Lift out all lines below that contain "size".
-- -- --
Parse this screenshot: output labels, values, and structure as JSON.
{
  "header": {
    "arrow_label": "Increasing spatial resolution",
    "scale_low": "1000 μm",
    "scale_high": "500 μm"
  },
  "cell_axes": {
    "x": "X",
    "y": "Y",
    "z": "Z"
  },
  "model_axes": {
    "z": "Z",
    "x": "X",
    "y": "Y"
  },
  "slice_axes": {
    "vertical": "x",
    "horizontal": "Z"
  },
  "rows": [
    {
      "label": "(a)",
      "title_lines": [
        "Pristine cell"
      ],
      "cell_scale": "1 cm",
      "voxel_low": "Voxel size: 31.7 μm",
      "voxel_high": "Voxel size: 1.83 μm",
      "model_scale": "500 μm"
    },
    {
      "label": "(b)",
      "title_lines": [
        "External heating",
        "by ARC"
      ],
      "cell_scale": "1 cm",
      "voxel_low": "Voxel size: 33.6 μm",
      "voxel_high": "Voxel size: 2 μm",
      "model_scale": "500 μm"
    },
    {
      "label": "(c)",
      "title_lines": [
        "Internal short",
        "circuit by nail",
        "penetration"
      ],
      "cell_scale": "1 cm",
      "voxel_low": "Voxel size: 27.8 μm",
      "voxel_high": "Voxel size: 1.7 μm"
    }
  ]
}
-- -- --
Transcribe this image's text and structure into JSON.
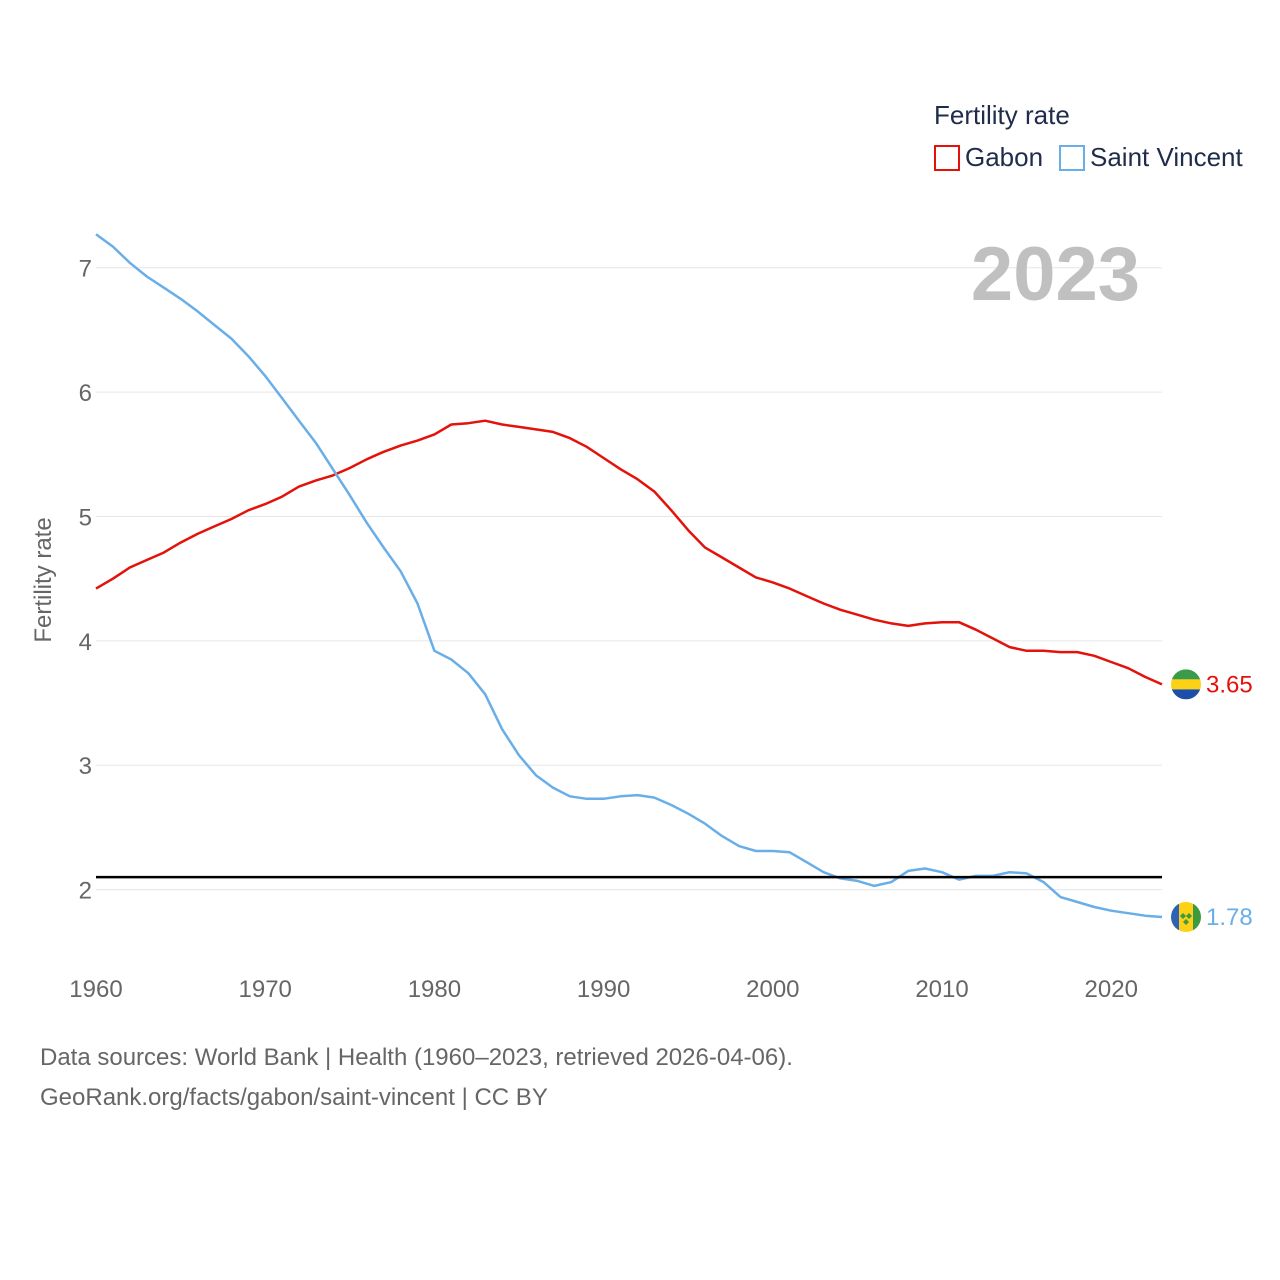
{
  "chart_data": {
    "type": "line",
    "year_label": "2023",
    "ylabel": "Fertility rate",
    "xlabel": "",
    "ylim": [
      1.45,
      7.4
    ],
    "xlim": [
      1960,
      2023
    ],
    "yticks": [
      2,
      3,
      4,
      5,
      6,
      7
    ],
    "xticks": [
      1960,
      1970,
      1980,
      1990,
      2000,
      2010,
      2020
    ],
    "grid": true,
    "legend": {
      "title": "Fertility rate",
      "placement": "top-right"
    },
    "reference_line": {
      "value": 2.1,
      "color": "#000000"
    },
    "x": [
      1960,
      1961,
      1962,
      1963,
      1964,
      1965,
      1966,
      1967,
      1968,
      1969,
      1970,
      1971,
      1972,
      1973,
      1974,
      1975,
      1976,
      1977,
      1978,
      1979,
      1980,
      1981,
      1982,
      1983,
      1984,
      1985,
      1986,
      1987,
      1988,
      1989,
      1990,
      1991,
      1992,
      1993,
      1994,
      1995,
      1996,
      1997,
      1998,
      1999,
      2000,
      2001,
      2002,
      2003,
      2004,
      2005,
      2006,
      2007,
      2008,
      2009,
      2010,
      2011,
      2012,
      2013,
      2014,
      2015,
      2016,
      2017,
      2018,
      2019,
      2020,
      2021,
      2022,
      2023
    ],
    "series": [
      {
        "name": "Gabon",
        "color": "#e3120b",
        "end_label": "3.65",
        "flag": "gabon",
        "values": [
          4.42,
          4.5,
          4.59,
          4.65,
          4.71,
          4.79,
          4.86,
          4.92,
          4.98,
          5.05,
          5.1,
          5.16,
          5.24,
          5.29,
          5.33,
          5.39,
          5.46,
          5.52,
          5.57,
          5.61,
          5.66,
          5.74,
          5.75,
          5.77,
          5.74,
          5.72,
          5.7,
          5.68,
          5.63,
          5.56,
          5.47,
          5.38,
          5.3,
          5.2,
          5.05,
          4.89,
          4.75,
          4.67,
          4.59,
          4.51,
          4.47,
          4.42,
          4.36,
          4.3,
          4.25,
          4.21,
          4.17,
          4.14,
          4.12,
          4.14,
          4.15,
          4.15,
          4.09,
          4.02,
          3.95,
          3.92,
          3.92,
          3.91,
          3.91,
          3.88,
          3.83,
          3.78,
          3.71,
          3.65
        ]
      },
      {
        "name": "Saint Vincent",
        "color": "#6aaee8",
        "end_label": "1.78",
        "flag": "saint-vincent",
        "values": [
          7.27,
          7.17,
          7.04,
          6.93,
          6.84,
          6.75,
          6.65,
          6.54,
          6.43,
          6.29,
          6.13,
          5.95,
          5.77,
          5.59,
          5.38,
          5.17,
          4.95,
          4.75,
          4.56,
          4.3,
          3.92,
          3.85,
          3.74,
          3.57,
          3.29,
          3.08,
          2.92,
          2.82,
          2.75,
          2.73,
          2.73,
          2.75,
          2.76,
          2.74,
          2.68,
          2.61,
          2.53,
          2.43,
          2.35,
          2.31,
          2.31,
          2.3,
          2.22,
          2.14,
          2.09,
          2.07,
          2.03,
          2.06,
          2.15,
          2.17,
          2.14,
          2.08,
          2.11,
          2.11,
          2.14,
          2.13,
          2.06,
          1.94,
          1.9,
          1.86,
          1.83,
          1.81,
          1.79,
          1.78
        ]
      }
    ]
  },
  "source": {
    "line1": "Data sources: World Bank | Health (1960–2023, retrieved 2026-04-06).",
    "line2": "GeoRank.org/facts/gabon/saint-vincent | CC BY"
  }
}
-- -- --
THE RESULT:
      "voxel_low": "Voxel size: 31.7 μm",
      "voxel_high": "Voxel size: 1.83 μm",
      "voxel_low": "Voxel size: 33.6 μm",
      "voxel_high": "Voxel size: 2 μm",
      "voxel_low": "Voxel size: 27.8 μm",
      "voxel_high": "Voxel size: 1.7 μm"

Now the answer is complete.